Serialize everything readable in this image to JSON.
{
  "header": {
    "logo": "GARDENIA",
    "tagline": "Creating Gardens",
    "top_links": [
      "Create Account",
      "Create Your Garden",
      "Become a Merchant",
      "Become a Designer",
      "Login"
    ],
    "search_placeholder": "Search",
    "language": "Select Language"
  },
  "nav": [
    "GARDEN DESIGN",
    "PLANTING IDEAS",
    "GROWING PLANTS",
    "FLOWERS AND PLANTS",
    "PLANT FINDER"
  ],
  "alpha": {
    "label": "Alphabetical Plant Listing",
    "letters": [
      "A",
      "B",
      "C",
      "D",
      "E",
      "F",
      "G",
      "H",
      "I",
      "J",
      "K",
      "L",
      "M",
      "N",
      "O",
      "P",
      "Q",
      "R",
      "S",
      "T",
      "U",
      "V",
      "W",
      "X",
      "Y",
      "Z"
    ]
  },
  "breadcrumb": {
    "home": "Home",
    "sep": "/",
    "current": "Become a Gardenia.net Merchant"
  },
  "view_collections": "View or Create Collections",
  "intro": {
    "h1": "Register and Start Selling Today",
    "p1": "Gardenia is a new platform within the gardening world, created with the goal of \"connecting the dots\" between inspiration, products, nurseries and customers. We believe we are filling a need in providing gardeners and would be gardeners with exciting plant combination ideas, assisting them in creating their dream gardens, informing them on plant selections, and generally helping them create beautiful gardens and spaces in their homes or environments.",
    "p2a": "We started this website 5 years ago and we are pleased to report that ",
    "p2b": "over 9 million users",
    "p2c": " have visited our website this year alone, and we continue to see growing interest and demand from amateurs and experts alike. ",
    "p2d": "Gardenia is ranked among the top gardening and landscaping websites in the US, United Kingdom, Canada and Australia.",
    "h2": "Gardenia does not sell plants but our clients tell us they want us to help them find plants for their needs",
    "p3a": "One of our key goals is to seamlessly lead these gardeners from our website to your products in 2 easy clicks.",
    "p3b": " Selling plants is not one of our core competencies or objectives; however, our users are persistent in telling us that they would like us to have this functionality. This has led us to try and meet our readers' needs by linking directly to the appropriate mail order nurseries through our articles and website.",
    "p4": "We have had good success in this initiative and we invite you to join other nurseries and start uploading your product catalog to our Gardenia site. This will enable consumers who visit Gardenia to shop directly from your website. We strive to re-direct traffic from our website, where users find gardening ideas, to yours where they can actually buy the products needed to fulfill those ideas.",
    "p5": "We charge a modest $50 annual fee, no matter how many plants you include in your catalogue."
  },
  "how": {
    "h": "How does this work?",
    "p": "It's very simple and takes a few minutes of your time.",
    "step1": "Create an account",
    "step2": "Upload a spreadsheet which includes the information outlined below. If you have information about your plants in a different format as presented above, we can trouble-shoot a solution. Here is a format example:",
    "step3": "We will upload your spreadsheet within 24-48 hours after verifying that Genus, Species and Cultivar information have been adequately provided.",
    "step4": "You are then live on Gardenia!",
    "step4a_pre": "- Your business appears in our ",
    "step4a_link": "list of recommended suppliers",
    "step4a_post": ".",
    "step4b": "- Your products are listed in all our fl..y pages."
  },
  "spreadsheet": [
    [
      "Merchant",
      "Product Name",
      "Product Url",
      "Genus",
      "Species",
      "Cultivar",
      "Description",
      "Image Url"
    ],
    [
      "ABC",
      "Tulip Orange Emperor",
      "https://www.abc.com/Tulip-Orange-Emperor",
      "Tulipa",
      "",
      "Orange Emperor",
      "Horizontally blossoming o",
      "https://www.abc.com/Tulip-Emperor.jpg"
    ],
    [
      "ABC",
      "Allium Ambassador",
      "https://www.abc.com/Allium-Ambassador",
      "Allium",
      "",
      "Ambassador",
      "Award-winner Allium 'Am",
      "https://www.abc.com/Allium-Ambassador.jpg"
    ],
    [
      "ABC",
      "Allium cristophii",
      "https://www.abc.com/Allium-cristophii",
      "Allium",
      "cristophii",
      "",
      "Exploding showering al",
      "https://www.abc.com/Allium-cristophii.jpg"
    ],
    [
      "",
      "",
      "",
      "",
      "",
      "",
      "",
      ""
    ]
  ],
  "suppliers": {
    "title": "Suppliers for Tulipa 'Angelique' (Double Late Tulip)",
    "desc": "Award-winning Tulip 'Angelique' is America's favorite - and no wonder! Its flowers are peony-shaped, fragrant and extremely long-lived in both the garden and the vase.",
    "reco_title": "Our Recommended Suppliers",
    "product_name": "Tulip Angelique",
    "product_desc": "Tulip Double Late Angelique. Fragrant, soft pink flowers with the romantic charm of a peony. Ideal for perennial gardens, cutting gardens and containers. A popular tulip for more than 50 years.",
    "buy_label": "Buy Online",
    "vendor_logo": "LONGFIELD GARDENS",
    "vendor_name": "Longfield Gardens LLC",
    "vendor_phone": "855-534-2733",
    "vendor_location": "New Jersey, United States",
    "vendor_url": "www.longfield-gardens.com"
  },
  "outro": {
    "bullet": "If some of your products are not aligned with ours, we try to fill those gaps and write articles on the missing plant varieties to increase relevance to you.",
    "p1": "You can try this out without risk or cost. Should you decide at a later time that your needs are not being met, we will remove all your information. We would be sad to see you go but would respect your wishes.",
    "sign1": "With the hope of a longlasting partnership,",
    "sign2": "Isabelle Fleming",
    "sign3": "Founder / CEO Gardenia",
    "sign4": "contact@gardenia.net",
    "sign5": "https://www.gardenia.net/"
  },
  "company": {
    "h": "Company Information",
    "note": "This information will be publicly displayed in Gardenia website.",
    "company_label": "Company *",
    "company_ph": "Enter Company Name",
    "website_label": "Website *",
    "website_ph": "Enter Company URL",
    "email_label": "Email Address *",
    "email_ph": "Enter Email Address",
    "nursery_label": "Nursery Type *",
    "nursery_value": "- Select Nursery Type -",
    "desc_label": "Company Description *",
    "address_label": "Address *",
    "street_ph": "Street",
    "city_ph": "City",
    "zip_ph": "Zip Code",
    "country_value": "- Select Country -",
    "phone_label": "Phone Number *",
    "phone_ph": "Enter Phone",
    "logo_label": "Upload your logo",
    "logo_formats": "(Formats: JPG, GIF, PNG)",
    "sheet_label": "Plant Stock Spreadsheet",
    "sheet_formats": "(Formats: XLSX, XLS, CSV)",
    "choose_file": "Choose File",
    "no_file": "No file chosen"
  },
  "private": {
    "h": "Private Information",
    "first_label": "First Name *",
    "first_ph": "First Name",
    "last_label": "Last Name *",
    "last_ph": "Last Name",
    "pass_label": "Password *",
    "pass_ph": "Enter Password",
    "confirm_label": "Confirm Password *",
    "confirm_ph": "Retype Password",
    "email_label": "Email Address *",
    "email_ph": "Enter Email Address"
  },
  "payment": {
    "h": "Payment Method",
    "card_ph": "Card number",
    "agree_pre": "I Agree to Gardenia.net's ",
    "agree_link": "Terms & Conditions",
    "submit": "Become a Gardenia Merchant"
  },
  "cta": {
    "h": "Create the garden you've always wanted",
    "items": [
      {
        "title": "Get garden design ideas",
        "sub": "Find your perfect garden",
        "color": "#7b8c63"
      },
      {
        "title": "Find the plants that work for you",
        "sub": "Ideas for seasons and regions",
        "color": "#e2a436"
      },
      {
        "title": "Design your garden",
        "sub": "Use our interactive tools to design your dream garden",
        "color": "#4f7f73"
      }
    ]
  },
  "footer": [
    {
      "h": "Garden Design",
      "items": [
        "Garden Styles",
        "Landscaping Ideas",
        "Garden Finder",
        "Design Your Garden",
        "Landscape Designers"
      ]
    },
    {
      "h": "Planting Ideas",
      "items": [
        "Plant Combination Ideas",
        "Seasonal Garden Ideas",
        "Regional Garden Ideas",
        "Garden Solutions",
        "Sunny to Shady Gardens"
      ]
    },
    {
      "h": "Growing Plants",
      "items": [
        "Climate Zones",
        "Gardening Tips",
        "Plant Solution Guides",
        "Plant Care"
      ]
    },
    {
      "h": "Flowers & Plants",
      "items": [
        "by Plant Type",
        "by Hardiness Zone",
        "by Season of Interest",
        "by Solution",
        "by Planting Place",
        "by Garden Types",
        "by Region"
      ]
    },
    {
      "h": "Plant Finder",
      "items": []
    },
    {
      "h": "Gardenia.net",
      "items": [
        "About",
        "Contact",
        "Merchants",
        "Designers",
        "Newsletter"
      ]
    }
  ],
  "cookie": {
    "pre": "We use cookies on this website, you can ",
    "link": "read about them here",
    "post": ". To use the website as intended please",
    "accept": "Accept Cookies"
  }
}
☆ ☆ ☆
■ GIVEN PROBLEM ■
Look over the material above and show each line where "Award" appears.

■ SOLVED EXERCISE ■
      "Award-winner Allium 'Am",
    "desc": "Award-winning Tulip 'Angelique' is America's favorite - and no wonder! Its flowers are peony-shaped, fragrant and extremely long-lived in both the garden and the vase.",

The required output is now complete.